— BEGIN Dataset records —
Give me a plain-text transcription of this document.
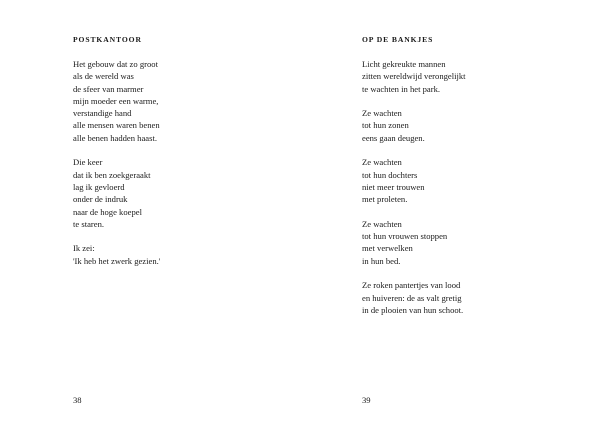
POSTKANTOOR
Het gebouw dat zo groot
als de wereld was
de sfeer van marmer
mijn moeder een warme,
verstandige hand
alle mensen waren benen
alle benen hadden haast.
Die keer
dat ik ben zoekgeraakt
lag ik gevloerd
onder de indruk
naar de hoge koepel
te staren.
Ik zei:
'Ik heb het zwerk gezien.'
38
OP DE BANKJES
Licht gekreukte mannen
zitten wereldwijd verongelijkt
te wachten in het park.
Ze wachten
tot hun zonen
eens gaan deugen.
Ze wachten
tot hun dochters
niet meer trouwen
met proleten.
Ze wachten
tot hun vrouwen stoppen
met verwelken
in hun bed.
Ze roken pantertjes van lood
en huiveren: de as valt gretig
in de plooien van hun schoot.
39
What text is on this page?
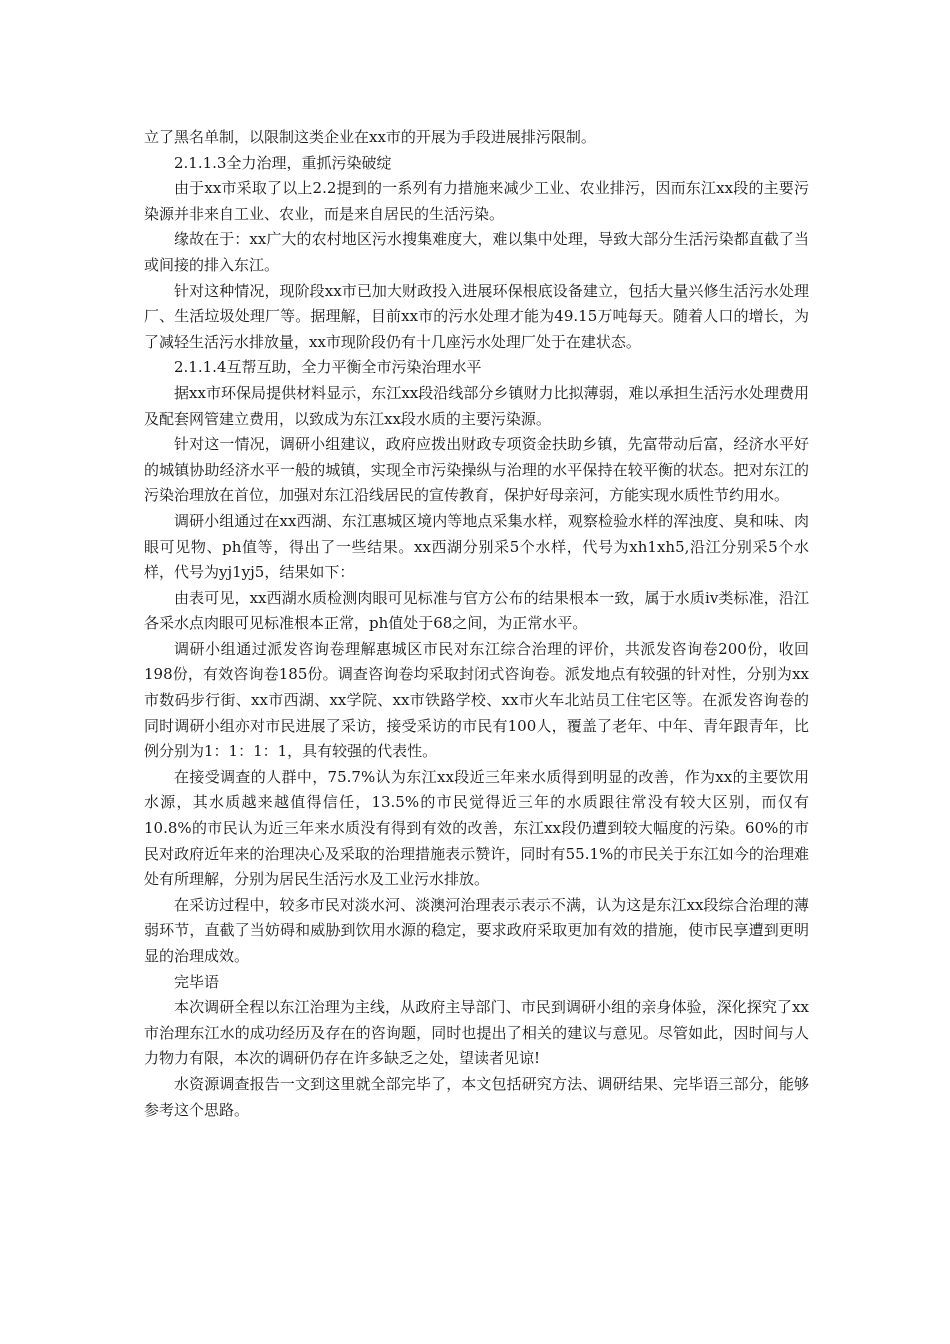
立了黑名单制，以限制这类企业在xx市的开展为手段进展排污限制。

2.1.1.3全力治理，重抓污染破绽

由于xx市采取了以上2.2提到的一系列有力措施来减少工业、农业排污，因而东江xx段的主要污染源并非来自工业、农业，而是来自居民的生活污染。

缘故在于：xx广大的农村地区污水搜集难度大，难以集中处理，导致大部分生活污染都直截了当或间接的排入东江。

针对这种情况，现阶段xx市已加大财政投入进展环保根底设备建立，包括大量兴修生活污水处理厂、生活垃圾处理厂等。据理解，目前xx市的污水处理才能为49.15万吨每天。随着人口的增长，为了减轻生活污水排放量，xx市现阶段仍有十几座污水处理厂处于在建状态。

2.1.1.4互帮互助，全力平衡全市污染治理水平

据xx市环保局提供材料显示，东江xx段沿线部分乡镇财力比拟薄弱，难以承担生活污水处理费用及配套网管建立费用，以致成为东江xx段水质的主要污染源。

针对这一情况，调研小组建议，政府应拨出财政专项资金扶助乡镇，先富带动后富，经济水平好的城镇协助经济水平一般的城镇，实现全市污染操纵与治理的水平保持在较平衡的状态。把对东江的污染治理放在首位，加强对东江沿线居民的宣传教育，保护好母亲河，方能实现水质性节约用水。

调研小组通过在xx西湖、东江惠城区境内等地点采集水样，观察检验水样的浑浊度、臭和味、肉眼可见物、ph值等，得出了一些结果。xx西湖分别采5个水样，代号为xh1xh5,沿江分别采5个水样，代号为yj1yj5，结果如下：

由表可见，xx西湖水质检测肉眼可见标准与官方公布的结果根本一致，属于水质iv类标准，沿江各采水点肉眼可见标准根本正常，ph值处于68之间，为正常水平。

调研小组通过派发咨询卷理解惠城区市民对东江综合治理的评价，共派发咨询卷200份，收回198份，有效咨询卷185份。调查咨询卷均采取封闭式咨询卷。派发地点有较强的针对性，分别为xx市数码步行街、xx市西湖、xx学院、xx市铁路学校、xx市火车北站员工住宅区等。在派发咨询卷的同时调研小组亦对市民进展了采访，接受采访的市民有100人，覆盖了老年、中年、青年跟青年，比例分别为1：1：1：1，具有较强的代表性。

在接受调查的人群中，75.7%认为东江xx段近三年来水质得到明显的改善，作为xx的主要饮用水源，其水质越来越值得信任，13.5%的市民觉得近三年的水质跟往常没有较大区别，而仅有10.8%的市民认为近三年来水质没有得到有效的改善，东江xx段仍遭到较大幅度的污染。60%的市民对政府近年来的治理决心及采取的治理措施表示赞许，同时有55.1%的市民关于东江如今的治理难处有所理解，分别为居民生活污水及工业污水排放。

在采访过程中，较多市民对淡水河、淡澳河治理表示表示不满，认为这是东江xx段综合治理的薄弱环节，直截了当妨碍和威胁到饮用水源的稳定，要求政府采取更加有效的措施，使市民享遭到更明显的治理成效。

完毕语

本次调研全程以东江治理为主线，从政府主导部门、市民到调研小组的亲身体验，深化探究了xx市治理东江水的成功经历及存在的咨询题，同时也提出了相关的建议与意见。尽管如此，因时间与人力物力有限，本次的调研仍存在许多缺乏之处，望读者见谅!

水资源调查报告一文到这里就全部完毕了，本文包括研究方法、调研结果、完毕语三部分，能够参考这个思路。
— END Dataset records —
_What the task asks_. Say how many lines in the listing above include "text". Give nothing but the number.

_Exercise solution_. 2